What you have to do
The data below should be restated word for word, with every picture omitted.

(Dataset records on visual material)
---

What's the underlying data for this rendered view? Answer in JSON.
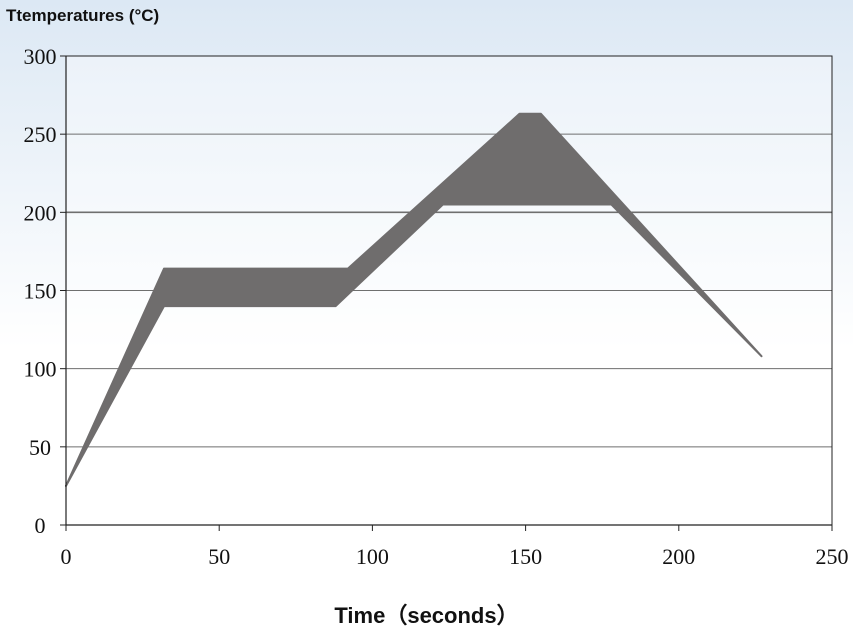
{
  "chart_data": {
    "type": "area",
    "title": "",
    "ylabel": "Ttemperatures (°C)",
    "xlabel": "Time（seconds）",
    "xlim": [
      0,
      250
    ],
    "ylim": [
      0,
      300
    ],
    "x_ticks": [
      "0",
      "50",
      "100",
      "150",
      "200",
      "250"
    ],
    "y_ticks": [
      "0",
      "50",
      "100",
      "150",
      "200",
      "250",
      "300"
    ],
    "grid": true,
    "series": [
      {
        "color": "#231f20",
        "upper": [
          [
            0,
            25
          ],
          [
            32,
            164
          ],
          [
            92,
            164
          ],
          [
            148,
            263
          ],
          [
            155,
            263
          ],
          [
            227,
            108
          ]
        ],
        "lower": [
          [
            0,
            25
          ],
          [
            32,
            140
          ],
          [
            88,
            140
          ],
          [
            123,
            205
          ],
          [
            178,
            205
          ],
          [
            227,
            108
          ]
        ]
      }
    ]
  }
}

---

Written solution
What's the underlying data for this rendered view? Answer in JSON.
{
  "chart_data": {
    "type": "area",
    "title": "",
    "ylabel": "Ttemperatures (°C)",
    "xlabel": "Time（seconds）",
    "xlim": [
      0,
      250
    ],
    "ylim": [
      0,
      300
    ],
    "x_ticks": [
      "0",
      "50",
      "100",
      "150",
      "200",
      "250"
    ],
    "y_ticks": [
      "0",
      "50",
      "100",
      "150",
      "200",
      "250",
      "300"
    ],
    "grid": true,
    "series": [
      {
        "color": "#231f20",
        "upper": [
          [
            0,
            25
          ],
          [
            32,
            164
          ],
          [
            92,
            164
          ],
          [
            148,
            263
          ],
          [
            155,
            263
          ],
          [
            227,
            108
          ]
        ],
        "lower": [
          [
            0,
            25
          ],
          [
            32,
            140
          ],
          [
            88,
            140
          ],
          [
            123,
            205
          ],
          [
            178,
            205
          ],
          [
            227,
            108
          ]
        ]
      }
    ]
  }
}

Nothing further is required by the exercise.